What you will do: Give every entry again, word for word and in full.
— start Entries —
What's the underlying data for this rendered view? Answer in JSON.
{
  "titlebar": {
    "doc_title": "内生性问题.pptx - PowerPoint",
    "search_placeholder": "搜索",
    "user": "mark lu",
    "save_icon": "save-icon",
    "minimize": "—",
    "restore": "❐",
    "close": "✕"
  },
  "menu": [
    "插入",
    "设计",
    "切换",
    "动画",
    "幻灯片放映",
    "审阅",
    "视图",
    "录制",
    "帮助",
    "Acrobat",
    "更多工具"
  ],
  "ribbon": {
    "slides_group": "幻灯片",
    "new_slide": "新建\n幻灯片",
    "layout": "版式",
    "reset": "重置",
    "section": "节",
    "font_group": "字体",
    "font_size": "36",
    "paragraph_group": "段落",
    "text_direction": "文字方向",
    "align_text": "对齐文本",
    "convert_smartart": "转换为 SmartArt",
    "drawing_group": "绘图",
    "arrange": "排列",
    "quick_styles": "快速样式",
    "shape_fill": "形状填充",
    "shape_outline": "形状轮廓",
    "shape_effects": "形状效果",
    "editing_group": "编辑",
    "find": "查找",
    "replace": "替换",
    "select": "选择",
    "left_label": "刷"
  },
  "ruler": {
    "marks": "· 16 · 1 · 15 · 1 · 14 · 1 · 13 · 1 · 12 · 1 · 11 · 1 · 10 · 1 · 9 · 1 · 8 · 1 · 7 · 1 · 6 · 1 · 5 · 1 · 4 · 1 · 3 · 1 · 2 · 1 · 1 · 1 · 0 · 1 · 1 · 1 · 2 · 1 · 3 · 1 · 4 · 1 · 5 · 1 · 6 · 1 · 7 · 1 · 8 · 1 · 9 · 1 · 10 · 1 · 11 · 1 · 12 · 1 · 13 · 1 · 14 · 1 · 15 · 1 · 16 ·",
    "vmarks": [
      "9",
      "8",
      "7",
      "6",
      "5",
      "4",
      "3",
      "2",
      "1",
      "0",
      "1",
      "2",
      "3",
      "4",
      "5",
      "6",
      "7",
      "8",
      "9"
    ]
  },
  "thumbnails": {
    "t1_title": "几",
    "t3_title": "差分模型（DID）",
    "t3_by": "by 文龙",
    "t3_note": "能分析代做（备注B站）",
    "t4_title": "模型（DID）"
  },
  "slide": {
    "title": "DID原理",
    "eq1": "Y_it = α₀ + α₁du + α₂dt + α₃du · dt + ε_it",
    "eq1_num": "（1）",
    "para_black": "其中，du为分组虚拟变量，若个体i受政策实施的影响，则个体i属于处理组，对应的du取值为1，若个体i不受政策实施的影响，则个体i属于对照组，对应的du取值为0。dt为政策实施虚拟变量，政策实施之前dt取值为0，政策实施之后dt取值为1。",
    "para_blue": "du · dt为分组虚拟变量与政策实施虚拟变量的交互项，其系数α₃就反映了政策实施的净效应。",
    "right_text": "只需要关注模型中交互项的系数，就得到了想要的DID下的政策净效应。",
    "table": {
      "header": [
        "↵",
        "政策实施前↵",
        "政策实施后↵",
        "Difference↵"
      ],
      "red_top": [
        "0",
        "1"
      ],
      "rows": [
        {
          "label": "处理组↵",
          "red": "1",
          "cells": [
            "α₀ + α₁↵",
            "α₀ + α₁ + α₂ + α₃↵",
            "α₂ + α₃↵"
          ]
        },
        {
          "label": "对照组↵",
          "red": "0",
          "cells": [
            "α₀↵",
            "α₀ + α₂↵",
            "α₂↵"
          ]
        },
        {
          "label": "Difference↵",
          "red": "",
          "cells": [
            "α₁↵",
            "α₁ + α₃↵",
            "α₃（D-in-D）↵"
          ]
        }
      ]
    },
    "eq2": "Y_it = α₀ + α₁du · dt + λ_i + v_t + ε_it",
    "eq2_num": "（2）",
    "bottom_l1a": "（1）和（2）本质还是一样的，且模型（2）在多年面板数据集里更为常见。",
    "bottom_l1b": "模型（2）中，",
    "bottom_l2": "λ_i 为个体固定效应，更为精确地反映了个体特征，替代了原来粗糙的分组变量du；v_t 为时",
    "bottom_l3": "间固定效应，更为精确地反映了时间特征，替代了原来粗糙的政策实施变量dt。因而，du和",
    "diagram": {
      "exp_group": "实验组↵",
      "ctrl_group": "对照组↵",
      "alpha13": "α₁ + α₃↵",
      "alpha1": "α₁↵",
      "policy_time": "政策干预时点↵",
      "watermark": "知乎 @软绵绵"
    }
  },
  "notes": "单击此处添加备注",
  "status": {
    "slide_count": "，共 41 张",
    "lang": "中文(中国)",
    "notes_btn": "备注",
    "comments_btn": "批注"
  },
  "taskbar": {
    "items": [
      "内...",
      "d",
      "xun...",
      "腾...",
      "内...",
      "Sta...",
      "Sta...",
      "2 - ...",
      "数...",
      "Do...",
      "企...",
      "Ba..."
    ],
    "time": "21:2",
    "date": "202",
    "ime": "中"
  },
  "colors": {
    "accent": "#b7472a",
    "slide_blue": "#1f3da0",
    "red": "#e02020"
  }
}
— end Entries —
Result:
What's the underlying data for this rendered view? Answer in JSON.
{
  "titlebar": {
    "doc_title": "内生性问题.pptx - PowerPoint",
    "search_placeholder": "搜索",
    "user": "mark lu",
    "save_icon": "save-icon",
    "minimize": "—",
    "restore": "❐",
    "close": "✕"
  },
  "menu": [
    "插入",
    "设计",
    "切换",
    "动画",
    "幻灯片放映",
    "审阅",
    "视图",
    "录制",
    "帮助",
    "Acrobat",
    "更多工具"
  ],
  "ribbon": {
    "slides_group": "幻灯片",
    "new_slide": "新建\n幻灯片",
    "layout": "版式",
    "reset": "重置",
    "section": "节",
    "font_group": "字体",
    "font_size": "36",
    "paragraph_group": "段落",
    "text_direction": "文字方向",
    "align_text": "对齐文本",
    "convert_smartart": "转换为 SmartArt",
    "drawing_group": "绘图",
    "arrange": "排列",
    "quick_styles": "快速样式",
    "shape_fill": "形状填充",
    "shape_outline": "形状轮廓",
    "shape_effects": "形状效果",
    "editing_group": "编辑",
    "find": "查找",
    "replace": "替换",
    "select": "选择",
    "left_label": "刷"
  },
  "ruler": {
    "marks": "· 16 · 1 · 15 · 1 · 14 · 1 · 13 · 1 · 12 · 1 · 11 · 1 · 10 · 1 · 9 · 1 · 8 · 1 · 7 · 1 · 6 · 1 · 5 · 1 · 4 · 1 · 3 · 1 · 2 · 1 · 1 · 1 · 0 · 1 · 1 · 1 · 2 · 1 · 3 · 1 · 4 · 1 · 5 · 1 · 6 · 1 · 7 · 1 · 8 · 1 · 9 · 1 · 10 · 1 · 11 · 1 · 12 · 1 · 13 · 1 · 14 · 1 · 15 · 1 · 16 ·",
    "vmarks": [
      "9",
      "8",
      "7",
      "6",
      "5",
      "4",
      "3",
      "2",
      "1",
      "0",
      "1",
      "2",
      "3",
      "4",
      "5",
      "6",
      "7",
      "8",
      "9"
    ]
  },
  "thumbnails": {
    "t1_title": "几",
    "t3_title": "差分模型（DID）",
    "t3_by": "by 文龙",
    "t3_note": "能分析代做（备注B站）",
    "t4_title": "模型（DID）"
  },
  "slide": {
    "title": "DID原理",
    "eq1": "Y_it = α₀ + α₁du + α₂dt + α₃du · dt + ε_it",
    "eq1_num": "（1）",
    "para_black": "其中，du为分组虚拟变量，若个体i受政策实施的影响，则个体i属于处理组，对应的du取值为1，若个体i不受政策实施的影响，则个体i属于对照组，对应的du取值为0。dt为政策实施虚拟变量，政策实施之前dt取值为0，政策实施之后dt取值为1。",
    "para_blue": "du · dt为分组虚拟变量与政策实施虚拟变量的交互项，其系数α₃就反映了政策实施的净效应。",
    "right_text": "只需要关注模型中交互项的系数，就得到了想要的DID下的政策净效应。",
    "table": {
      "header": [
        "↵",
        "政策实施前↵",
        "政策实施后↵",
        "Difference↵"
      ],
      "red_top": [
        "0",
        "1"
      ],
      "rows": [
        {
          "label": "处理组↵",
          "red": "1",
          "cells": [
            "α₀ + α₁↵",
            "α₀ + α₁ + α₂ + α₃↵",
            "α₂ + α₃↵"
          ]
        },
        {
          "label": "对照组↵",
          "red": "0",
          "cells": [
            "α₀↵",
            "α₀ + α₂↵",
            "α₂↵"
          ]
        },
        {
          "label": "Difference↵",
          "red": "",
          "cells": [
            "α₁↵",
            "α₁ + α₃↵",
            "α₃（D-in-D）↵"
          ]
        }
      ]
    },
    "eq2": "Y_it = α₀ + α₁du · dt + λ_i + v_t + ε_it",
    "eq2_num": "（2）",
    "bottom_l1a": "（1）和（2）本质还是一样的，且模型（2）在多年面板数据集里更为常见。",
    "bottom_l1b": "模型（2）中，",
    "bottom_l2": "λ_i 为个体固定效应，更为精确地反映了个体特征，替代了原来粗糙的分组变量du；v_t 为时",
    "bottom_l3": "间固定效应，更为精确地反映了时间特征，替代了原来粗糙的政策实施变量dt。因而，du和",
    "diagram": {
      "exp_group": "实验组↵",
      "ctrl_group": "对照组↵",
      "alpha13": "α₁ + α₃↵",
      "alpha1": "α₁↵",
      "policy_time": "政策干预时点↵",
      "watermark": "知乎 @软绵绵"
    }
  },
  "notes": "单击此处添加备注",
  "status": {
    "slide_count": "，共 41 张",
    "lang": "中文(中国)",
    "notes_btn": "备注",
    "comments_btn": "批注"
  },
  "taskbar": {
    "items": [
      "内...",
      "d",
      "xun...",
      "腾...",
      "内...",
      "Sta...",
      "Sta...",
      "2 - ...",
      "数...",
      "Do...",
      "企...",
      "Ba..."
    ],
    "time": "21:2",
    "date": "202",
    "ime": "中"
  },
  "colors": {
    "accent": "#b7472a",
    "slide_blue": "#1f3da0",
    "red": "#e02020"
  }
}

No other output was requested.